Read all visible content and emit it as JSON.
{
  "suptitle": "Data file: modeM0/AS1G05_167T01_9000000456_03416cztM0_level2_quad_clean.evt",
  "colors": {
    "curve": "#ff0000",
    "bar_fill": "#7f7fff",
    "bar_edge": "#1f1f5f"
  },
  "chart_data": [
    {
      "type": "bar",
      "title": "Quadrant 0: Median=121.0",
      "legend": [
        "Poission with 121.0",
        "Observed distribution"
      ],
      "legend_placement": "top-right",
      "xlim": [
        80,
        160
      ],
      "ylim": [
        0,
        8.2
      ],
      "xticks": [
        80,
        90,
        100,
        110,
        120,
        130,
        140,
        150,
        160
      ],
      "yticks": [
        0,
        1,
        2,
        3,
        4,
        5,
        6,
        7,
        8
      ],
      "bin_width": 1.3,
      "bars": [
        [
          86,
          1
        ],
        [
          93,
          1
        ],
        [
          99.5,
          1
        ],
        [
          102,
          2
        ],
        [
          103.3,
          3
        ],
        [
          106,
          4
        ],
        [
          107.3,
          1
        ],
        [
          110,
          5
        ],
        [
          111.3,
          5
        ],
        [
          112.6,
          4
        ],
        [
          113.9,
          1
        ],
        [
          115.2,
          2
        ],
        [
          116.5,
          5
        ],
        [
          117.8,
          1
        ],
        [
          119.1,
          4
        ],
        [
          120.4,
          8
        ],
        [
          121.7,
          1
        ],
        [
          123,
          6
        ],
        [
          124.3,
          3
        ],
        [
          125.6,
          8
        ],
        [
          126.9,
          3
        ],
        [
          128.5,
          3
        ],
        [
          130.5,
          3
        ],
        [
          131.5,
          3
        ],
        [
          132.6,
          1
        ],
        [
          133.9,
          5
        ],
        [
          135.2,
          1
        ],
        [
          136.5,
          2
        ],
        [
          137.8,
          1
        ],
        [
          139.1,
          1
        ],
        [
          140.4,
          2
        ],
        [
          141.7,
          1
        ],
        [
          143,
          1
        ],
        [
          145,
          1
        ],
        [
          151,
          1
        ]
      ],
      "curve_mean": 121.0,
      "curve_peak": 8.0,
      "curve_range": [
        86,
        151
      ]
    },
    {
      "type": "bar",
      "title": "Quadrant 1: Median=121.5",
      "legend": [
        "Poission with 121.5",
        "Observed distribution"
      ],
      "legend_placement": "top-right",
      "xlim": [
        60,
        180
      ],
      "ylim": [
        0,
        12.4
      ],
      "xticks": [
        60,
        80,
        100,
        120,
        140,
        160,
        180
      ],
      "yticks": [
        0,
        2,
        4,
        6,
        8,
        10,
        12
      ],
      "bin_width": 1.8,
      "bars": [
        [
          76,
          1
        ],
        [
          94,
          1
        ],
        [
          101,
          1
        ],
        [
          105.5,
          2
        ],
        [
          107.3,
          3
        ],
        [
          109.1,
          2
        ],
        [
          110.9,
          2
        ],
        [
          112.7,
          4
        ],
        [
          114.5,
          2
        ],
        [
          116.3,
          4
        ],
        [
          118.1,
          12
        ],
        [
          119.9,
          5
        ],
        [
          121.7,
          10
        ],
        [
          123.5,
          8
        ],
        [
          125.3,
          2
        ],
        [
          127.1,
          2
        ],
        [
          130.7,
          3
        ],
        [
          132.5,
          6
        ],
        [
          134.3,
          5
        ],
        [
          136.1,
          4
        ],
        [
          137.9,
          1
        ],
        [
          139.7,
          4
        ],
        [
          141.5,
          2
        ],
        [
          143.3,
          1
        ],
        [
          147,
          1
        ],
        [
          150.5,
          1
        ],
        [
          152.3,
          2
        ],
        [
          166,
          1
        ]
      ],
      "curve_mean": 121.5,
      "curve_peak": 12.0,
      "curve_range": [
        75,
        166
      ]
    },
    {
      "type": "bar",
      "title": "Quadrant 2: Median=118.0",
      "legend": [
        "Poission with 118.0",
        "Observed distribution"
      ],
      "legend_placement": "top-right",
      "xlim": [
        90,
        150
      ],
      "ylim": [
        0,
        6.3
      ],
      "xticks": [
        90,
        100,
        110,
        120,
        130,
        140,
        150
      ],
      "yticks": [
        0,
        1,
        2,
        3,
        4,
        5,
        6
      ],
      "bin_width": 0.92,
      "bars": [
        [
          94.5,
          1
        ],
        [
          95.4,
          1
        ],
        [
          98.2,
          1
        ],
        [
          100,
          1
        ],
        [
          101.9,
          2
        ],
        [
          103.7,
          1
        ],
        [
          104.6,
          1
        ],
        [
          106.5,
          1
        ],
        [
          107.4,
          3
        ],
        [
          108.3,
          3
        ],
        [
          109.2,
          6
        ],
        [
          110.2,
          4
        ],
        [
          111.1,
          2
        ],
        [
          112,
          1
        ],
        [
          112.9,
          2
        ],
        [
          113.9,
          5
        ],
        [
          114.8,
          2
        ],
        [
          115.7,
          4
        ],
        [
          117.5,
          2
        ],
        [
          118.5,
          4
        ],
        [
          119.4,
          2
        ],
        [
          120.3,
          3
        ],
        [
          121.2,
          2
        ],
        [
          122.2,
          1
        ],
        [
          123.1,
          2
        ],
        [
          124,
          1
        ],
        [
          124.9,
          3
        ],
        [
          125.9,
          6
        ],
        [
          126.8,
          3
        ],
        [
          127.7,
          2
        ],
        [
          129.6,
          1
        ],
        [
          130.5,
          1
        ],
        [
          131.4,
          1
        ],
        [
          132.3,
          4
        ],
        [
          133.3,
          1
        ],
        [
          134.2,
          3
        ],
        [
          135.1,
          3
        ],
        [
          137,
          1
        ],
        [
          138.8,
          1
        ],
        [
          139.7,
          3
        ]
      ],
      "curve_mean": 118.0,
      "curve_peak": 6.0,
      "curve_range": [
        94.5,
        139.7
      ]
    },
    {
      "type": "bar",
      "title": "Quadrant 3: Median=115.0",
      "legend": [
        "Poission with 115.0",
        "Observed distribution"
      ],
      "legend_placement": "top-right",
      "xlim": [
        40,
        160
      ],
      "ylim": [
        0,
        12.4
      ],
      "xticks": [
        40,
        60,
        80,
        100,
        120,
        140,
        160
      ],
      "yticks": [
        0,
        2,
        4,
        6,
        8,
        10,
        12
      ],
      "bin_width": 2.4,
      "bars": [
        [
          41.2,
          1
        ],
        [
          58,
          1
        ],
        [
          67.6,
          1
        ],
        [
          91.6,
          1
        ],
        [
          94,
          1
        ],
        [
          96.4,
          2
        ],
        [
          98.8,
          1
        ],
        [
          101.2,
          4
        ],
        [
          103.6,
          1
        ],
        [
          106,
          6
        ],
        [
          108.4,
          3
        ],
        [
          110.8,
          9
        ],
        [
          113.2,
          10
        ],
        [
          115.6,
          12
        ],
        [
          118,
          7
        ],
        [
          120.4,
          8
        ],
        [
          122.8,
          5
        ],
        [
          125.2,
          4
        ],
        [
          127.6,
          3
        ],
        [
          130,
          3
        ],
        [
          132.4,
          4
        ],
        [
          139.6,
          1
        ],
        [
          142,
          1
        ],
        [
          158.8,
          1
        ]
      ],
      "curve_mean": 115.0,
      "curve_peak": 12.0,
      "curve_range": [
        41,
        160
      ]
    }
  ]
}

□ □ □ □ □

▶ **Stated goal**:
Take the entries and copy them out exactly.

▶ **Answer for the task**:
Read all visible content and emit it as JSON.
{
  "suptitle": "Data file: modeM0/AS1G05_167T01_9000000456_03416cztM0_level2_quad_clean.evt",
  "colors": {
    "curve": "#ff0000",
    "bar_fill": "#7f7fff",
    "bar_edge": "#1f1f5f"
  },
  "chart_data": [
    {
      "type": "bar",
      "title": "Quadrant 0: Median=121.0",
      "legend": [
        "Poission with 121.0",
        "Observed distribution"
      ],
      "legend_placement": "top-right",
      "xlim": [
        80,
        160
      ],
      "ylim": [
        0,
        8.2
      ],
      "xticks": [
        80,
        90,
        100,
        110,
        120,
        130,
        140,
        150,
        160
      ],
      "yticks": [
        0,
        1,
        2,
        3,
        4,
        5,
        6,
        7,
        8
      ],
      "bin_width": 1.3,
      "bars": [
        [
          86,
          1
        ],
        [
          93,
          1
        ],
        [
          99.5,
          1
        ],
        [
          102,
          2
        ],
        [
          103.3,
          3
        ],
        [
          106,
          4
        ],
        [
          107.3,
          1
        ],
        [
          110,
          5
        ],
        [
          111.3,
          5
        ],
        [
          112.6,
          4
        ],
        [
          113.9,
          1
        ],
        [
          115.2,
          2
        ],
        [
          116.5,
          5
        ],
        [
          117.8,
          1
        ],
        [
          119.1,
          4
        ],
        [
          120.4,
          8
        ],
        [
          121.7,
          1
        ],
        [
          123,
          6
        ],
        [
          124.3,
          3
        ],
        [
          125.6,
          8
        ],
        [
          126.9,
          3
        ],
        [
          128.5,
          3
        ],
        [
          130.5,
          3
        ],
        [
          131.5,
          3
        ],
        [
          132.6,
          1
        ],
        [
          133.9,
          5
        ],
        [
          135.2,
          1
        ],
        [
          136.5,
          2
        ],
        [
          137.8,
          1
        ],
        [
          139.1,
          1
        ],
        [
          140.4,
          2
        ],
        [
          141.7,
          1
        ],
        [
          143,
          1
        ],
        [
          145,
          1
        ],
        [
          151,
          1
        ]
      ],
      "curve_mean": 121.0,
      "curve_peak": 8.0,
      "curve_range": [
        86,
        151
      ]
    },
    {
      "type": "bar",
      "title": "Quadrant 1: Median=121.5",
      "legend": [
        "Poission with 121.5",
        "Observed distribution"
      ],
      "legend_placement": "top-right",
      "xlim": [
        60,
        180
      ],
      "ylim": [
        0,
        12.4
      ],
      "xticks": [
        60,
        80,
        100,
        120,
        140,
        160,
        180
      ],
      "yticks": [
        0,
        2,
        4,
        6,
        8,
        10,
        12
      ],
      "bin_width": 1.8,
      "bars": [
        [
          76,
          1
        ],
        [
          94,
          1
        ],
        [
          101,
          1
        ],
        [
          105.5,
          2
        ],
        [
          107.3,
          3
        ],
        [
          109.1,
          2
        ],
        [
          110.9,
          2
        ],
        [
          112.7,
          4
        ],
        [
          114.5,
          2
        ],
        [
          116.3,
          4
        ],
        [
          118.1,
          12
        ],
        [
          119.9,
          5
        ],
        [
          121.7,
          10
        ],
        [
          123.5,
          8
        ],
        [
          125.3,
          2
        ],
        [
          127.1,
          2
        ],
        [
          130.7,
          3
        ],
        [
          132.5,
          6
        ],
        [
          134.3,
          5
        ],
        [
          136.1,
          4
        ],
        [
          137.9,
          1
        ],
        [
          139.7,
          4
        ],
        [
          141.5,
          2
        ],
        [
          143.3,
          1
        ],
        [
          147,
          1
        ],
        [
          150.5,
          1
        ],
        [
          152.3,
          2
        ],
        [
          166,
          1
        ]
      ],
      "curve_mean": 121.5,
      "curve_peak": 12.0,
      "curve_range": [
        75,
        166
      ]
    },
    {
      "type": "bar",
      "title": "Quadrant 2: Median=118.0",
      "legend": [
        "Poission with 118.0",
        "Observed distribution"
      ],
      "legend_placement": "top-right",
      "xlim": [
        90,
        150
      ],
      "ylim": [
        0,
        6.3
      ],
      "xticks": [
        90,
        100,
        110,
        120,
        130,
        140,
        150
      ],
      "yticks": [
        0,
        1,
        2,
        3,
        4,
        5,
        6
      ],
      "bin_width": 0.92,
      "bars": [
        [
          94.5,
          1
        ],
        [
          95.4,
          1
        ],
        [
          98.2,
          1
        ],
        [
          100,
          1
        ],
        [
          101.9,
          2
        ],
        [
          103.7,
          1
        ],
        [
          104.6,
          1
        ],
        [
          106.5,
          1
        ],
        [
          107.4,
          3
        ],
        [
          108.3,
          3
        ],
        [
          109.2,
          6
        ],
        [
          110.2,
          4
        ],
        [
          111.1,
          2
        ],
        [
          112,
          1
        ],
        [
          112.9,
          2
        ],
        [
          113.9,
          5
        ],
        [
          114.8,
          2
        ],
        [
          115.7,
          4
        ],
        [
          117.5,
          2
        ],
        [
          118.5,
          4
        ],
        [
          119.4,
          2
        ],
        [
          120.3,
          3
        ],
        [
          121.2,
          2
        ],
        [
          122.2,
          1
        ],
        [
          123.1,
          2
        ],
        [
          124,
          1
        ],
        [
          124.9,
          3
        ],
        [
          125.9,
          6
        ],
        [
          126.8,
          3
        ],
        [
          127.7,
          2
        ],
        [
          129.6,
          1
        ],
        [
          130.5,
          1
        ],
        [
          131.4,
          1
        ],
        [
          132.3,
          4
        ],
        [
          133.3,
          1
        ],
        [
          134.2,
          3
        ],
        [
          135.1,
          3
        ],
        [
          137,
          1
        ],
        [
          138.8,
          1
        ],
        [
          139.7,
          3
        ]
      ],
      "curve_mean": 118.0,
      "curve_peak": 6.0,
      "curve_range": [
        94.5,
        139.7
      ]
    },
    {
      "type": "bar",
      "title": "Quadrant 3: Median=115.0",
      "legend": [
        "Poission with 115.0",
        "Observed distribution"
      ],
      "legend_placement": "top-right",
      "xlim": [
        40,
        160
      ],
      "ylim": [
        0,
        12.4
      ],
      "xticks": [
        40,
        60,
        80,
        100,
        120,
        140,
        160
      ],
      "yticks": [
        0,
        2,
        4,
        6,
        8,
        10,
        12
      ],
      "bin_width": 2.4,
      "bars": [
        [
          41.2,
          1
        ],
        [
          58,
          1
        ],
        [
          67.6,
          1
        ],
        [
          91.6,
          1
        ],
        [
          94,
          1
        ],
        [
          96.4,
          2
        ],
        [
          98.8,
          1
        ],
        [
          101.2,
          4
        ],
        [
          103.6,
          1
        ],
        [
          106,
          6
        ],
        [
          108.4,
          3
        ],
        [
          110.8,
          9
        ],
        [
          113.2,
          10
        ],
        [
          115.6,
          12
        ],
        [
          118,
          7
        ],
        [
          120.4,
          8
        ],
        [
          122.8,
          5
        ],
        [
          125.2,
          4
        ],
        [
          127.6,
          3
        ],
        [
          130,
          3
        ],
        [
          132.4,
          4
        ],
        [
          139.6,
          1
        ],
        [
          142,
          1
        ],
        [
          158.8,
          1
        ]
      ],
      "curve_mean": 115.0,
      "curve_peak": 12.0,
      "curve_range": [
        41,
        160
      ]
    }
  ]
}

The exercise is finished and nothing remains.